#### [Task to carry out]
Every entry below must be repeated exactly; skip the pictures.

#### [Input data]

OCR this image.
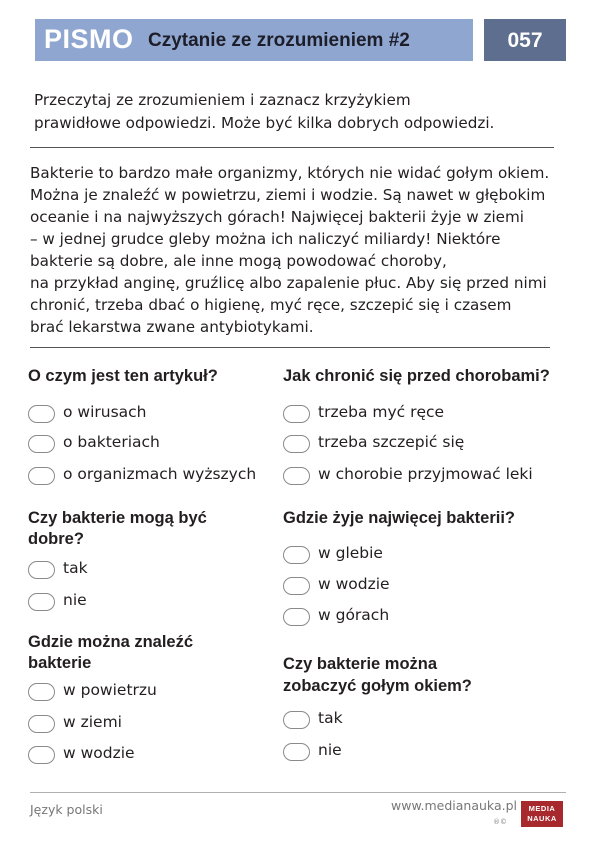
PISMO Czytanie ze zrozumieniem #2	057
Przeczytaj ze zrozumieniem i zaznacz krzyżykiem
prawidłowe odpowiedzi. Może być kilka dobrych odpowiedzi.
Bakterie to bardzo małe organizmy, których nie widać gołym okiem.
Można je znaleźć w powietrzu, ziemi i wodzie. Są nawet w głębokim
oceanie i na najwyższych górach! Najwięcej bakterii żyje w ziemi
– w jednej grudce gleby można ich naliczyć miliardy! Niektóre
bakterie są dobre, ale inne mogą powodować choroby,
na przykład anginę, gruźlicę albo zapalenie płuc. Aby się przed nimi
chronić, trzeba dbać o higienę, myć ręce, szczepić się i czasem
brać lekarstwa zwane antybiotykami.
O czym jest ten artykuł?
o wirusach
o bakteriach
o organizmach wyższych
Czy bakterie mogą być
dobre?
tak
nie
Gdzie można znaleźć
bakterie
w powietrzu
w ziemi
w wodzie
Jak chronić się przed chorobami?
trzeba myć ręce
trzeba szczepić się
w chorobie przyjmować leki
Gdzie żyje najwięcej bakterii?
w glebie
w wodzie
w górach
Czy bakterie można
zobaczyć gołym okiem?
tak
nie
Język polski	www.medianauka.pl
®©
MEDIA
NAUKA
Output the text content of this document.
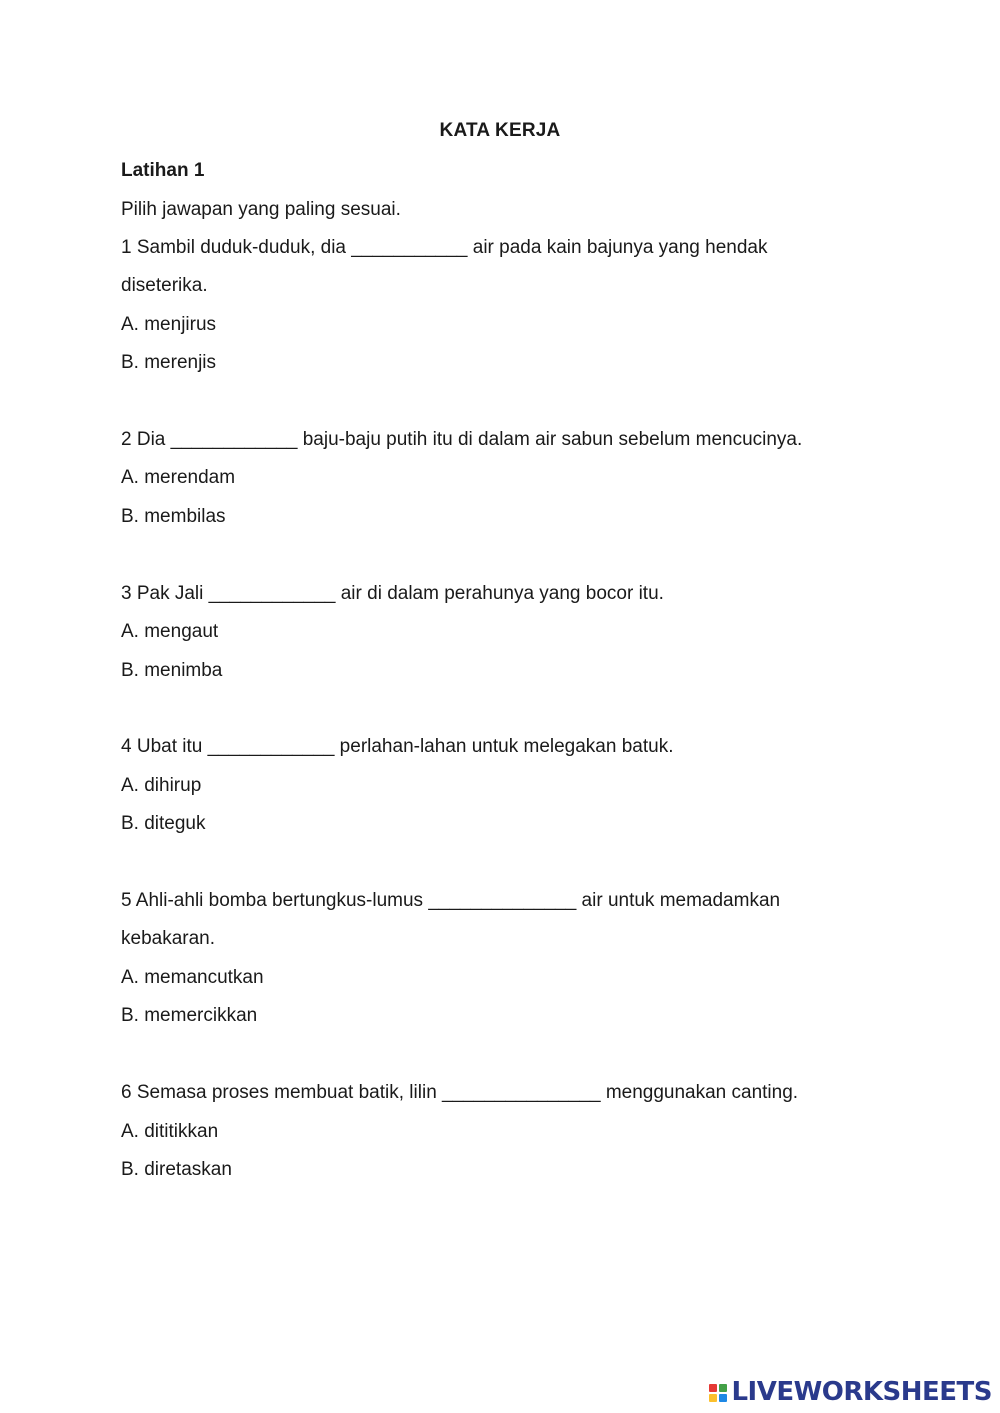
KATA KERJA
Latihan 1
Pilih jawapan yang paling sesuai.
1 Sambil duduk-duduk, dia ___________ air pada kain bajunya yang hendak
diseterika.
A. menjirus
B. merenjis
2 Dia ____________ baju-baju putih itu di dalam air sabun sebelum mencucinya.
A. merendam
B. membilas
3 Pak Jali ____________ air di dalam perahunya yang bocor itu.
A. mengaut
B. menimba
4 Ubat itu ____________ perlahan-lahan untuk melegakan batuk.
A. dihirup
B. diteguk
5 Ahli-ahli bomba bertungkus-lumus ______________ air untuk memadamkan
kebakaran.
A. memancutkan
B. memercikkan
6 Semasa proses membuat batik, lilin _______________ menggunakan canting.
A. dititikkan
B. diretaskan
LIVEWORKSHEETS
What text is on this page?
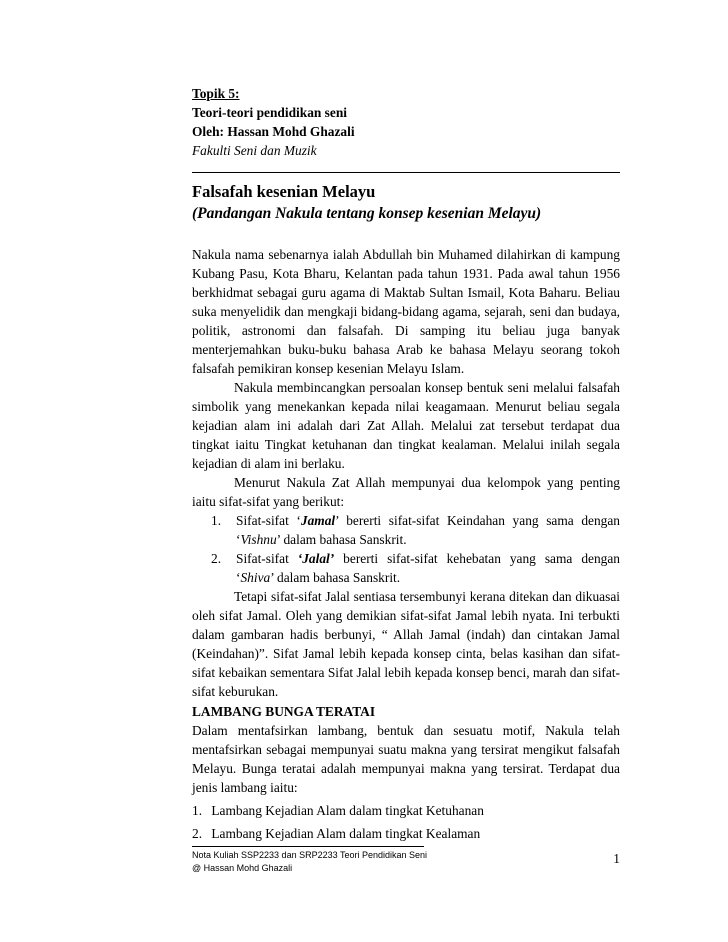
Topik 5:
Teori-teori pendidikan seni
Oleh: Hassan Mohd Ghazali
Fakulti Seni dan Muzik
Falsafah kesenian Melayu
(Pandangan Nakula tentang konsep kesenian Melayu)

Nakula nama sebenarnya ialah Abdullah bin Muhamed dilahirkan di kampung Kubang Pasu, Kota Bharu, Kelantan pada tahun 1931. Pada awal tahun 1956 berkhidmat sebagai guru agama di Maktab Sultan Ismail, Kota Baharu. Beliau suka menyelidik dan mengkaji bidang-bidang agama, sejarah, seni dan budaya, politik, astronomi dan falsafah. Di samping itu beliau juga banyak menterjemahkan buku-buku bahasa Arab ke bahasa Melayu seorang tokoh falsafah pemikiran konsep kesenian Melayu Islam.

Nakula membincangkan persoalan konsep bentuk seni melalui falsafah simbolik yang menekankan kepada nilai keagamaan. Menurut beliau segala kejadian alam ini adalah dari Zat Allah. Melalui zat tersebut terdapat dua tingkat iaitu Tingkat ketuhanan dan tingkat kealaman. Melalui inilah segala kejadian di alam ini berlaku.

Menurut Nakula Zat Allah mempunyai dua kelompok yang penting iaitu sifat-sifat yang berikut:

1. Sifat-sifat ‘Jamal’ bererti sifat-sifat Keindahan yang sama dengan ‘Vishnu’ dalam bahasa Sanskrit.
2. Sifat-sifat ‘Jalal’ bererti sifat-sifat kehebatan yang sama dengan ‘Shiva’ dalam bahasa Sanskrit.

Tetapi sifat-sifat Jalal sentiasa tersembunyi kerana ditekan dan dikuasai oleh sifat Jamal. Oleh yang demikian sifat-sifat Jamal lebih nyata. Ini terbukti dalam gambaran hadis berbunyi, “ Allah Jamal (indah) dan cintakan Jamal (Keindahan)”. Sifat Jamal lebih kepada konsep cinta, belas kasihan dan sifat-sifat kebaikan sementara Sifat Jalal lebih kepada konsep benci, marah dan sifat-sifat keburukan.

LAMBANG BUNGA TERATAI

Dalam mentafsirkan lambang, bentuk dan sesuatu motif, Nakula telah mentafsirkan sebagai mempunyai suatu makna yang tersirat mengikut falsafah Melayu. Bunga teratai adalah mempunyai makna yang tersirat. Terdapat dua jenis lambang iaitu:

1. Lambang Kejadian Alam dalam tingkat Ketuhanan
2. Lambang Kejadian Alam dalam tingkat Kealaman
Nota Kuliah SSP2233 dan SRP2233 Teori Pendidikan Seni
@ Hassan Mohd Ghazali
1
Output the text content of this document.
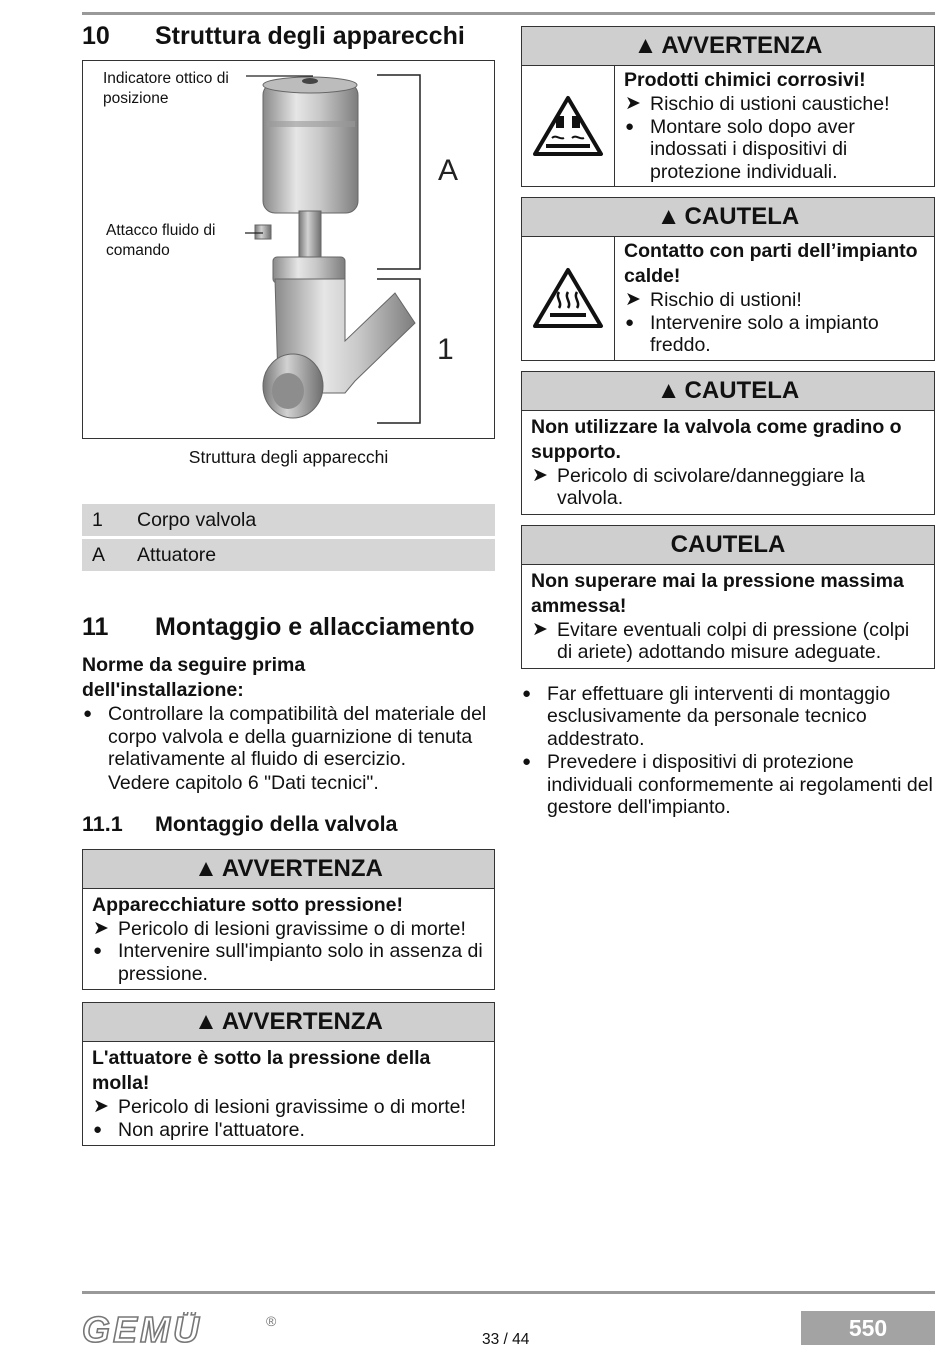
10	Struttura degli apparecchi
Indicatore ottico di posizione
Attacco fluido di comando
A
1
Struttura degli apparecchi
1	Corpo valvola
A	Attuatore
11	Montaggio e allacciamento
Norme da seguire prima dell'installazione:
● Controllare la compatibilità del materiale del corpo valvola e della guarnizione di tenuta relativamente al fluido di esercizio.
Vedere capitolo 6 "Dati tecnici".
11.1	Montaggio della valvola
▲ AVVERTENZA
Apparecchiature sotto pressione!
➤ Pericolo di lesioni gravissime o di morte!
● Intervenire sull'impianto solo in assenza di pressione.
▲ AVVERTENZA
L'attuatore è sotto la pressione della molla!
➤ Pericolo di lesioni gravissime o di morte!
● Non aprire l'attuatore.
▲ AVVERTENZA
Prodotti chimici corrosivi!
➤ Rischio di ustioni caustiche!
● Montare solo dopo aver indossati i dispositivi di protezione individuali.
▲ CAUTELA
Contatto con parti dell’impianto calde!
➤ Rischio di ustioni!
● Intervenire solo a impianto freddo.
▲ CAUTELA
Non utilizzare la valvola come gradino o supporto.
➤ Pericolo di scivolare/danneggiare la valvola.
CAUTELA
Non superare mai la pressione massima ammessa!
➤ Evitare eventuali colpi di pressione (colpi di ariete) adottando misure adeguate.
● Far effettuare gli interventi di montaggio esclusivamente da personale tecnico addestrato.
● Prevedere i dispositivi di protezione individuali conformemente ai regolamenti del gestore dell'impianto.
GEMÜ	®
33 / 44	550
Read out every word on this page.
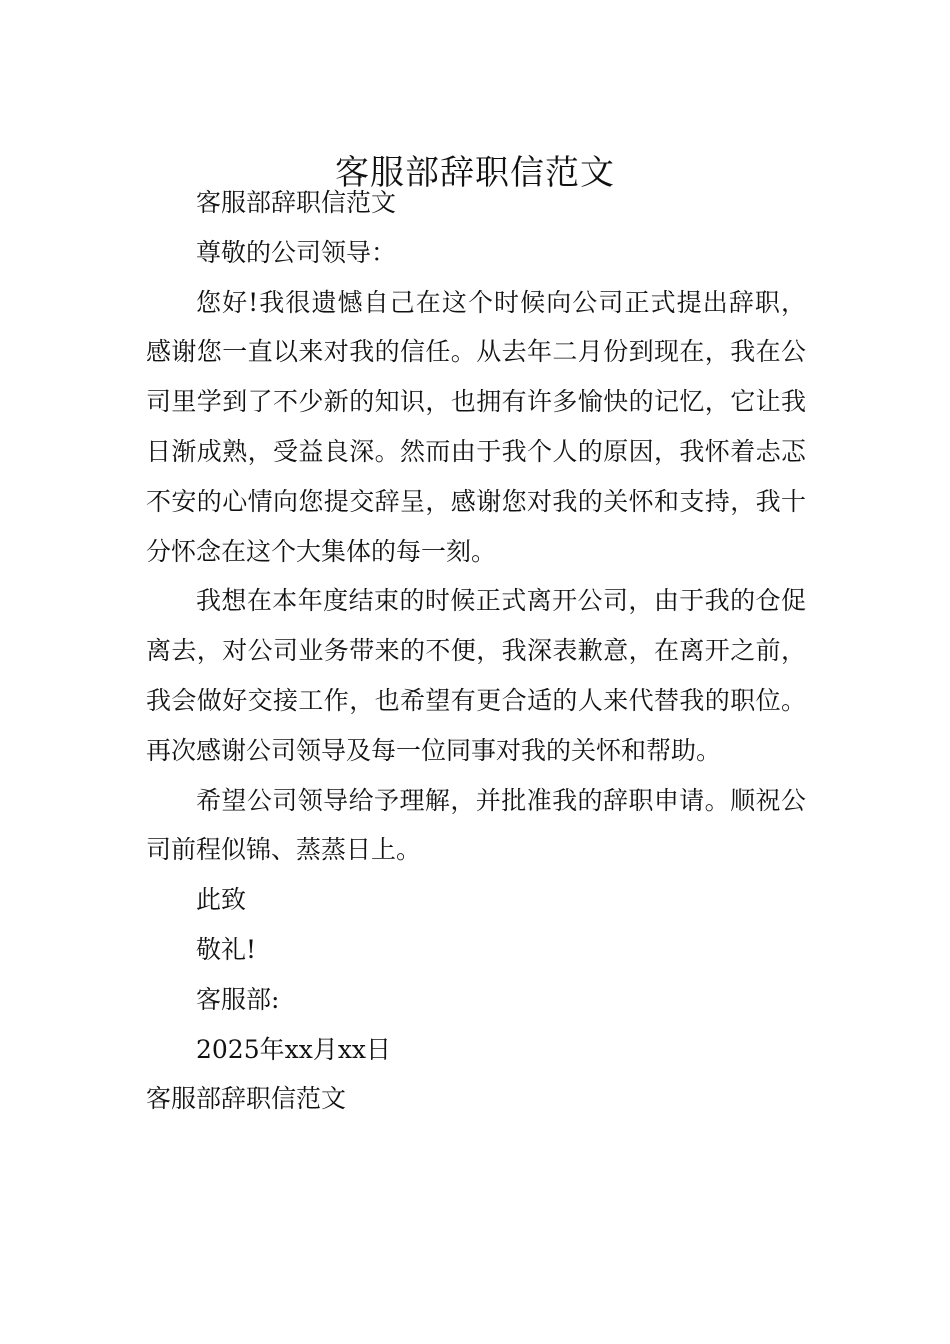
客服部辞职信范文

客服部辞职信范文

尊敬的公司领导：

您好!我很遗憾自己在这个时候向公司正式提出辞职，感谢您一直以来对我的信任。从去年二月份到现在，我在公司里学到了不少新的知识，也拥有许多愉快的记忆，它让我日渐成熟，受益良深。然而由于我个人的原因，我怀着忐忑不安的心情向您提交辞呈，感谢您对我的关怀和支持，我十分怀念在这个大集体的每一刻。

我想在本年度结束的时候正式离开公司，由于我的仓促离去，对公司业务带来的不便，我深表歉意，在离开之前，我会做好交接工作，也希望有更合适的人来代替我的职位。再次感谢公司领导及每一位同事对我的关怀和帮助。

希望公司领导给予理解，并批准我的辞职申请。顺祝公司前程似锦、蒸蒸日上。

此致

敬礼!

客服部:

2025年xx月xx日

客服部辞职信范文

#### [Task solution]
OCR this image.
PISMO Czytanie ze zrozumieniem #2	057
Przeczytaj ze zrozumieniem i zaznacz krzyżykiem
prawidłowe odpowiedzi. Może być kilka dobrych odpowiedzi.
Bakterie to bardzo małe organizmy, których nie widać gołym okiem.
Można je znaleźć w powietrzu, ziemi i wodzie. Są nawet w głębokim
oceanie i na najwyższych górach! Najwięcej bakterii żyje w ziemi
– w jednej grudce gleby można ich naliczyć miliardy! Niektóre
bakterie są dobre, ale inne mogą powodować choroby,
na przykład anginę, gruźlicę albo zapalenie płuc. Aby się przed nimi
chronić, trzeba dbać o higienę, myć ręce, szczepić się i czasem
brać lekarstwa zwane antybiotykami.
O czym jest ten artykuł?
o wirusach
o bakteriach
o organizmach wyższych
Czy bakterie mogą być
dobre?
tak
nie
Gdzie można znaleźć
bakterie
w powietrzu
w ziemi
w wodzie
Jak chronić się przed chorobami?
trzeba myć ręce
trzeba szczepić się
w chorobie przyjmować leki
Gdzie żyje najwięcej bakterii?
w glebie
w wodzie
w górach
Czy bakterie można
zobaczyć gołym okiem?
tak
nie
Język polski	www.medianauka.pl
®©
MEDIA
NAUKA
Output the text content of this document.
KATA KERJA
Latihan 1
Pilih jawapan yang paling sesuai.
1 Sambil duduk-duduk, dia ___________ air pada kain bajunya yang hendak
diseterika.
A. menjirus
B. merenjis
2 Dia ____________ baju-baju putih itu di dalam air sabun sebelum mencucinya.
A. merendam
B. membilas
3 Pak Jali ____________ air di dalam perahunya yang bocor itu.
A. mengaut
B. menimba
4 Ubat itu ____________ perlahan-lahan untuk melegakan batuk.
A. dihirup
B. diteguk
5 Ahli-ahli bomba bertungkus-lumus ______________ air untuk memadamkan
kebakaran.
A. memancutkan
B. memercikkan
6 Semasa proses membuat batik, lilin _______________ menggunakan canting.
A. dititikkan
B. diretaskan
LIVEWORKSHEETS
What text is on this page?
Topik 5:
Teori-teori pendidikan seni
Oleh: Hassan Mohd Ghazali
Fakulti Seni dan Muzik
Falsafah kesenian Melayu
(Pandangan Nakula tentang konsep kesenian Melayu)

Nakula nama sebenarnya ialah Abdullah bin Muhamed dilahirkan di kampung Kubang Pasu, Kota Bharu, Kelantan pada tahun 1931. Pada awal tahun 1956 berkhidmat sebagai guru agama di Maktab Sultan Ismail, Kota Baharu. Beliau suka menyelidik dan mengkaji bidang-bidang agama, sejarah, seni dan budaya, politik, astronomi dan falsafah. Di samping itu beliau juga banyak menterjemahkan buku-buku bahasa Arab ke bahasa Melayu seorang tokoh falsafah pemikiran konsep kesenian Melayu Islam.

Nakula membincangkan persoalan konsep bentuk seni melalui falsafah simbolik yang menekankan kepada nilai keagamaan. Menurut beliau segala kejadian alam ini adalah dari Zat Allah. Melalui zat tersebut terdapat dua tingkat iaitu Tingkat ketuhanan dan tingkat kealaman. Melalui inilah segala kejadian di alam ini berlaku.

Menurut Nakula Zat Allah mempunyai dua kelompok yang penting iaitu sifat-sifat yang berikut:

1. Sifat-sifat ‘Jamal’ bererti sifat-sifat Keindahan yang sama dengan ‘Vishnu’ dalam bahasa Sanskrit.
2. Sifat-sifat ‘Jalal’ bererti sifat-sifat kehebatan yang sama dengan ‘Shiva’ dalam bahasa Sanskrit.

Tetapi sifat-sifat Jalal sentiasa tersembunyi kerana ditekan dan dikuasai oleh sifat Jamal. Oleh yang demikian sifat-sifat Jamal lebih nyata. Ini terbukti dalam gambaran hadis berbunyi, “ Allah Jamal (indah) dan cintakan Jamal (Keindahan)”. Sifat Jamal lebih kepada konsep cinta, belas kasihan dan sifat-sifat kebaikan sementara Sifat Jalal lebih kepada konsep benci, marah dan sifat-sifat keburukan.

LAMBANG BUNGA TERATAI

Dalam mentafsirkan lambang, bentuk dan sesuatu motif, Nakula telah mentafsirkan sebagai mempunyai suatu makna yang tersirat mengikut falsafah Melayu. Bunga teratai adalah mempunyai makna yang tersirat. Terdapat dua jenis lambang iaitu:

1. Lambang Kejadian Alam dalam tingkat Ketuhanan
2. Lambang Kejadian Alam dalam tingkat Kealaman
Nota Kuliah SSP2233 dan SRP2233 Teori Pendidikan Seni
@ Hassan Mohd Ghazali
1
Output the text content of this document.
10	Struttura degli apparecchi
Indicatore ottico di posizione
Attacco fluido di comando
A
1
Struttura degli apparecchi
1	Corpo valvola
A	Attuatore
11	Montaggio e allacciamento
Norme da seguire prima dell'installazione:
● Controllare la compatibilità del materiale del corpo valvola e della guarnizione di tenuta relativamente al fluido di esercizio.
Vedere capitolo 6 "Dati tecnici".
11.1	Montaggio della valvola
▲ AVVERTENZA
Apparecchiature sotto pressione!
➤ Pericolo di lesioni gravissime o di morte!
● Intervenire sull'impianto solo in assenza di pressione.
▲ AVVERTENZA
L'attuatore è sotto la pressione della molla!
➤ Pericolo di lesioni gravissime o di morte!
● Non aprire l'attuatore.
▲ AVVERTENZA
Prodotti chimici corrosivi!
➤ Rischio di ustioni caustiche!
● Montare solo dopo aver indossati i dispositivi di protezione individuali.
▲ CAUTELA
Contatto con parti dell’impianto calde!
➤ Rischio di ustioni!
● Intervenire solo a impianto freddo.
▲ CAUTELA
Non utilizzare la valvola come gradino o supporto.
➤ Pericolo di scivolare/danneggiare la valvola.
CAUTELA
Non superare mai la pressione massima ammessa!
➤ Evitare eventuali colpi di pressione (colpi di ariete) adottando misure adeguate.
● Far effettuare gli interventi di montaggio esclusivamente da personale tecnico addestrato.
● Prevedere i dispositivi di protezione individuali conformemente ai regolamenti del gestore dell'impianto.
GEMÜ	®
33 / 44	550
Read out every word on this page.
客服部辞职信范文

客服部辞职信范文

尊敬的公司领导：

您好!我很遗憾自己在这个时候向公司正式提出辞职，感谢您一直以来对我的信任。从去年二月份到现在，我在公司里学到了不少新的知识，也拥有许多愉快的记忆，它让我日渐成熟，受益良深。然而由于我个人的原因，我怀着忐忑不安的心情向您提交辞呈，感谢您对我的关怀和支持，我十分怀念在这个大集体的每一刻。

我想在本年度结束的时候正式离开公司，由于我的仓促离去，对公司业务带来的不便，我深表歉意，在离开之前，我会做好交接工作，也希望有更合适的人来代替我的职位。再次感谢公司领导及每一位同事对我的关怀和帮助。

希望公司领导给予理解，并批准我的辞职申请。顺祝公司前程似锦、蒸蒸日上。

此致

敬礼!

客服部:

2025年xx月xx日

客服部辞职信范文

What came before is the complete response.